─── SELECTED EXCERPT ───

Just a story,  Pets

Along Came a Cat

Is there such a thing as inhaling too much cat hair?
I may be asking for a friend…
Or I may be asking because I’m currently covered in it.

As I type on my iPad, I am typing through a thin layer of, you guessed it, cat hair. And the cat was just between my face and my iPad – a sure play for attention – and I breathed too deeply and now I’m quite certain there is a significant amount of cat hair headed straight to my lungs.

I thought the dog hair was bad; now I laugh heartily and weep bitterly at the thought of days of (only) dense dog hair falling onto the floor in mass quantities and weaving itself into the fabric of the living room couch.
Apparently that was not enough of a challenge. Never mind that I have come to terms with the fact that I possess little to no innate housekeeping talent. Never mind that I looked at the dog hair on the floor more than I swiffered it, if we’re being really honest. Never mind that I devised a scheme to have multiple couch covers at the ready for unexpected guests as an alternate plan to actually unweaving the dog hair.

I apparently needed a cat. I didn’t think I had leveled up for that, but what do I know?

Marnier the cat

A cat’s hair doesn’t fall onto the floor in a layer easily mowed down by the vacuum like dog’s hair. Ha! A cat’s hair is like dandelion seeds on the wind. But less beautiful. Less poetic. Less nutritious in your salad. A cat’s hair departs from the cat in leaps and bounds that would make a professional ballerina blush. A cat’s hair takes to the air and magically finds air currents that cannot be detected with any of our human senses. A cat’s hair may find its way to the ground, but in communal clumps in various and inconspicuous places. Places that only reveal themselves when your guests have just been seated on the brand new couch cover you just whipped out of the drawer as they appeared in your driveway.

Although it hasn’t been proven, I have a theory that a cat hair may spend 6 months or more eluding vacuum, swiffer, and lint roller, floating through your home, briefly alighting on a surface only to summon those magical currents and take flight again.

Lodging in your sinus cavity or the back of your throat or adhering to your clothing seems to be the only 3 places where a cat hair ceases its quest for endless motion. And the clothing one is iffy. Because in an attempt to not look like the crazy cat lady, you’re apt to release it into flight again.

No surface is safe, no casserole exempt, from the intrusion of these feathery, minuscule, almost impossible to detect, hairs.

If you’re looking for a life lesson or a recipe or an informational how-to, I’m sorry to disappoint. This is just a story of a family that didn’t want a cat but found themselves confronted with a skinny, skittish stray with large, innocent eyes. In need of a meal and a home.

A cat that ruined my couch and had kittens in my closet and stays under my feet all. the. time. A cat that crawls into my bed so that I wake up with slits for eyes because my allergies are dramatic like that. A cat that can’t read ‘dog speak’ and continually annoys our alpha female hound dog. A cat that may have come from the streets and had to be coaxed in, but who now never steps a dainty paw outside and refuses to eat her cat food once it touches the floor.

A cat I have completely fallen in love with. Because I’m a sucker, that’s why, and I’m glad I am.

───

PROMPT 1.
Summarize the cat story in two sentences.
PROMPT 2.
Please quote the passage of the cat story that begins with the words containing "I thought the" and ends with "the dog hair.".
PROMPT 3.
In the cat story, where did the cat have her kittens?
The lines that come next are separate material and have nothing to do with the cat story.

─── RECORD SET ───

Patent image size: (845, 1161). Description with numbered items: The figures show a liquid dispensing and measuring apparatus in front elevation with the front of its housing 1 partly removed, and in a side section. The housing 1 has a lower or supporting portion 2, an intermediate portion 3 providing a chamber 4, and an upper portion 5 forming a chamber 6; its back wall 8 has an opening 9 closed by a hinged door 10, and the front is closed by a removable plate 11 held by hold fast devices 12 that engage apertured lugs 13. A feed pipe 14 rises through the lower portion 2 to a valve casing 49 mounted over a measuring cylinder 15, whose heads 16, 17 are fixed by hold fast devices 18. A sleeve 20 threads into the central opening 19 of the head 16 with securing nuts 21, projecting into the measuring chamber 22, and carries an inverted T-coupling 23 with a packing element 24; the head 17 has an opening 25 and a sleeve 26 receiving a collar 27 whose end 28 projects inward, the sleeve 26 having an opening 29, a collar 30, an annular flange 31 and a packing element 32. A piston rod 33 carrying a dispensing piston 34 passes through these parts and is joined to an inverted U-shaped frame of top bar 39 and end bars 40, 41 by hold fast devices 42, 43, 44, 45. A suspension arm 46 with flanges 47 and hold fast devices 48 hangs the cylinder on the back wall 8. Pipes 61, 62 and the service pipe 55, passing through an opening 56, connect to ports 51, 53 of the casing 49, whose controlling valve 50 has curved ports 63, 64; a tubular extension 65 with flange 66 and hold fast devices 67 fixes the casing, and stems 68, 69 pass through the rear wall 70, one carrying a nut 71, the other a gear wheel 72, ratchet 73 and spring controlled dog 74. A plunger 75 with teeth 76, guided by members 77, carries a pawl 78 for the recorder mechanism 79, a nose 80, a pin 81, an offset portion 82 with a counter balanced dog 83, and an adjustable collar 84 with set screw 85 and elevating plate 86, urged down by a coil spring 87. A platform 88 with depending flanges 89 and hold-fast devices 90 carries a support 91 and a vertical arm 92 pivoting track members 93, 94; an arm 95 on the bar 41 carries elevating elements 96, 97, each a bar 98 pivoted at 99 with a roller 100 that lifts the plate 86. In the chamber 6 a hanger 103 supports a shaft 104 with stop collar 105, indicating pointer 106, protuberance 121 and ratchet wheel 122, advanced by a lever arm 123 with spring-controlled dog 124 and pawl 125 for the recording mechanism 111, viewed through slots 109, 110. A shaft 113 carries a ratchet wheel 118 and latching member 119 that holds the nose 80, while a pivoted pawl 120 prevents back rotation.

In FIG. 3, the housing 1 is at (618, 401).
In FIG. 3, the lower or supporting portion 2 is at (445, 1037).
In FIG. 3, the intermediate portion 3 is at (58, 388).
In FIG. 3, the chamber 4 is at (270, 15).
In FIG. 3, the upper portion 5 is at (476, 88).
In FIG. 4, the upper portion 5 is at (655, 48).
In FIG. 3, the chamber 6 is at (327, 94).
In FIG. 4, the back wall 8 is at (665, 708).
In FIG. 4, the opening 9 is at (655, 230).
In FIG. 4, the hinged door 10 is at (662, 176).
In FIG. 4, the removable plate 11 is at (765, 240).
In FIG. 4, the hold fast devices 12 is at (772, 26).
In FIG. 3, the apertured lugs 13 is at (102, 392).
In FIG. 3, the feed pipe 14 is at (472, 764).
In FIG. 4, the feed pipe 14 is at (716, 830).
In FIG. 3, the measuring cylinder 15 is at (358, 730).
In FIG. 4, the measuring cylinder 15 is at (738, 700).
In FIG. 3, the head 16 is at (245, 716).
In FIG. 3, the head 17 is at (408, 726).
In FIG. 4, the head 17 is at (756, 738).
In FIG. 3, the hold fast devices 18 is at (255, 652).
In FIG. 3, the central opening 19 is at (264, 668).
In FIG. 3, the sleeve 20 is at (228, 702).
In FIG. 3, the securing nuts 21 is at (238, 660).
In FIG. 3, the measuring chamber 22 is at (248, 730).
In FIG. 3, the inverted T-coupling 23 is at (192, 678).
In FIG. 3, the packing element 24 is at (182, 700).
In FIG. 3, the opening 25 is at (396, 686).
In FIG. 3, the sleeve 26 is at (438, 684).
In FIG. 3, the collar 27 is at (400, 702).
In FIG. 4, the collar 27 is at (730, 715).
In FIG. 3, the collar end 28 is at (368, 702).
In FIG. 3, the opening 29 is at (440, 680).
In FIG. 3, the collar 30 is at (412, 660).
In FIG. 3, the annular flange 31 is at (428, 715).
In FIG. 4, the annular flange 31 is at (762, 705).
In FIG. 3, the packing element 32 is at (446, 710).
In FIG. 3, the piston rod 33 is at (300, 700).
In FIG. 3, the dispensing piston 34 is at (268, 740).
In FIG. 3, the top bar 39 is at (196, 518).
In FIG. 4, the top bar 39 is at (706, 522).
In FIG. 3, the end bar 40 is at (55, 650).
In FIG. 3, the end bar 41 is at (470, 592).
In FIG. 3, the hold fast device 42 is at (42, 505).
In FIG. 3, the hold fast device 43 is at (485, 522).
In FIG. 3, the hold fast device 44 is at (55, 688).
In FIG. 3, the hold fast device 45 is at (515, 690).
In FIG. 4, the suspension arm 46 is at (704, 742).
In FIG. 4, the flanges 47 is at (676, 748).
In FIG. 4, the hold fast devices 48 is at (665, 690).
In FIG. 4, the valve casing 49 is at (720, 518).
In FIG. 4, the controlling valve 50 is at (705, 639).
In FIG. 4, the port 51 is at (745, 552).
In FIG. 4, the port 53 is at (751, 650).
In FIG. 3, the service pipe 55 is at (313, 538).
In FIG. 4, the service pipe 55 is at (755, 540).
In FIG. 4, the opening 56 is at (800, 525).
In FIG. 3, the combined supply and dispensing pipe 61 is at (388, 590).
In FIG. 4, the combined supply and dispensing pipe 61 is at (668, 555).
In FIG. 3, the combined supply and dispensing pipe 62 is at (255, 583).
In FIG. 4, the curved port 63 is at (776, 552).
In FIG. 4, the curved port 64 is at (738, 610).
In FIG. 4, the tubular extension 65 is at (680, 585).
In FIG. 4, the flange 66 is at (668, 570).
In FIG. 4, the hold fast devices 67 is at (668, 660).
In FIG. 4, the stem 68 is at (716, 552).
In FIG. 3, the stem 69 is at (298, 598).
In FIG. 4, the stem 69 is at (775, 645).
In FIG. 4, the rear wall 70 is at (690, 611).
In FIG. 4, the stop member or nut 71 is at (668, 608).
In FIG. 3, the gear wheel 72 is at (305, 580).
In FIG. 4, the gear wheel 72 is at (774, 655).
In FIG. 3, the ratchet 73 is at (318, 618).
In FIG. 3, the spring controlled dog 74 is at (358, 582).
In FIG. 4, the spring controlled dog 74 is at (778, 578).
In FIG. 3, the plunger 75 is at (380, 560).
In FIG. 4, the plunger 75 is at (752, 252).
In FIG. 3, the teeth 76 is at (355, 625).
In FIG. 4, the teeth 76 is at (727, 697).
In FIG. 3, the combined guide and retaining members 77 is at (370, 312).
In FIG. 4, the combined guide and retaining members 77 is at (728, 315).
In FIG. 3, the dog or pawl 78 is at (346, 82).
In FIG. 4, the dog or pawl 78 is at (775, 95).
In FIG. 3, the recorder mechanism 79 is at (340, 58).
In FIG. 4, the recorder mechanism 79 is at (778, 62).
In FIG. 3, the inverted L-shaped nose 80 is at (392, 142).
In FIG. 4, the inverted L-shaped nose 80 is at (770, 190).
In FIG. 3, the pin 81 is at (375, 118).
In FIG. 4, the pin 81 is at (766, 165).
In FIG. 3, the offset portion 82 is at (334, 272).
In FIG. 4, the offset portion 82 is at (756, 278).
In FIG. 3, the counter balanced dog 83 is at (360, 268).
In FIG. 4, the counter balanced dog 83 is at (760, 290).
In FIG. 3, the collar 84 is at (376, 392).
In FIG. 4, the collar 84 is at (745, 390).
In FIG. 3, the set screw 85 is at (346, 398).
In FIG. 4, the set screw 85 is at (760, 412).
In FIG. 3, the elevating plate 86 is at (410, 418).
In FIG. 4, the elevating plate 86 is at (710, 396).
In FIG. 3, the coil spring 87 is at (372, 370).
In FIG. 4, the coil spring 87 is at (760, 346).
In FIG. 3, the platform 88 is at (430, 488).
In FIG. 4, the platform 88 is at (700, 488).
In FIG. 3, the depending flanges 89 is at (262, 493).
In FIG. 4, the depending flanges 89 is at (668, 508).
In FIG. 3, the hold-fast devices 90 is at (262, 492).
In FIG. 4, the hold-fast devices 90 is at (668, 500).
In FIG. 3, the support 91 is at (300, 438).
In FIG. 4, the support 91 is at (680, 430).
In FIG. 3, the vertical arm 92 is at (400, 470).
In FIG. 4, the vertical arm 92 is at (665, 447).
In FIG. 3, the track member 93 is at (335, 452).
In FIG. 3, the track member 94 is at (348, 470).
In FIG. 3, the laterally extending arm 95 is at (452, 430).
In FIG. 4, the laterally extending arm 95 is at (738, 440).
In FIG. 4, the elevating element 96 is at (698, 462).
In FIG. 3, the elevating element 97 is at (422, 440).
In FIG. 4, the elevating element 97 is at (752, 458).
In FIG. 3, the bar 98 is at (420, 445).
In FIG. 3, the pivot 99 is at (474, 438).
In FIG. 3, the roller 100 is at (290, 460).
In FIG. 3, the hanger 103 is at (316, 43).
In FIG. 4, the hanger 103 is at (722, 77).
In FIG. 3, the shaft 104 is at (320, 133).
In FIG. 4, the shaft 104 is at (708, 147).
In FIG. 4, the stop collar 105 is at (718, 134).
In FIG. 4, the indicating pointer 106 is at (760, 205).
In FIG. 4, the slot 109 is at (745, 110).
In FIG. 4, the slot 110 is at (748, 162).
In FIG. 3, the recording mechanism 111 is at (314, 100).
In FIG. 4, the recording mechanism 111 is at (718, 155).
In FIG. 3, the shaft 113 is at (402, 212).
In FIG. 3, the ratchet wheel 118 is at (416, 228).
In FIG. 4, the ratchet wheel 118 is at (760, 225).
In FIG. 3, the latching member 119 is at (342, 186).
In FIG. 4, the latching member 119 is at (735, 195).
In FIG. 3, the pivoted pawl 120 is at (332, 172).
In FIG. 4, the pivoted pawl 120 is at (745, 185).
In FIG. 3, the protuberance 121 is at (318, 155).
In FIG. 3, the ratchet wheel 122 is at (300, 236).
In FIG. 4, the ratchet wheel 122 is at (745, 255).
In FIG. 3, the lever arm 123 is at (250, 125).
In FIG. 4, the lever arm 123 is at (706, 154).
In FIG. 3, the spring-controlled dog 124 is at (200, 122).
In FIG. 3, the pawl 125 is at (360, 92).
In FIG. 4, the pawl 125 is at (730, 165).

───

YOUR RESPONSE 1.
The writer, who already found dog hair hard to manage, describes how cat hair floats through the air, settles in hidden clumps and reaches every surface. The family didn't want a cat but took in a skinny, skittish stray that ruined the couch and had kittens in a closet, and the writer has completely fallen in love with her.

YOUR RESPONSE 2.
I thought the dog hair was bad; now I laugh heartily and weep bitterly at the thought of days of (only) dense dog hair falling onto the floor in mass quantities and weaving itself into the fabric of the living room couch.
Apparently that was not enough of a challenge. Never mind that I have come to terms with the fact that I possess little to no innate housekeeping talent. Never mind that I looked at the dog hair on the floor more than I swiffered it, if we’re being really honest. Never mind that I devised a scheme to have multiple couch covers at the ready for unexpected guests as an alternate plan to actually unweaving the dog hair.

YOUR RESPONSE 3.
In the writer's closet.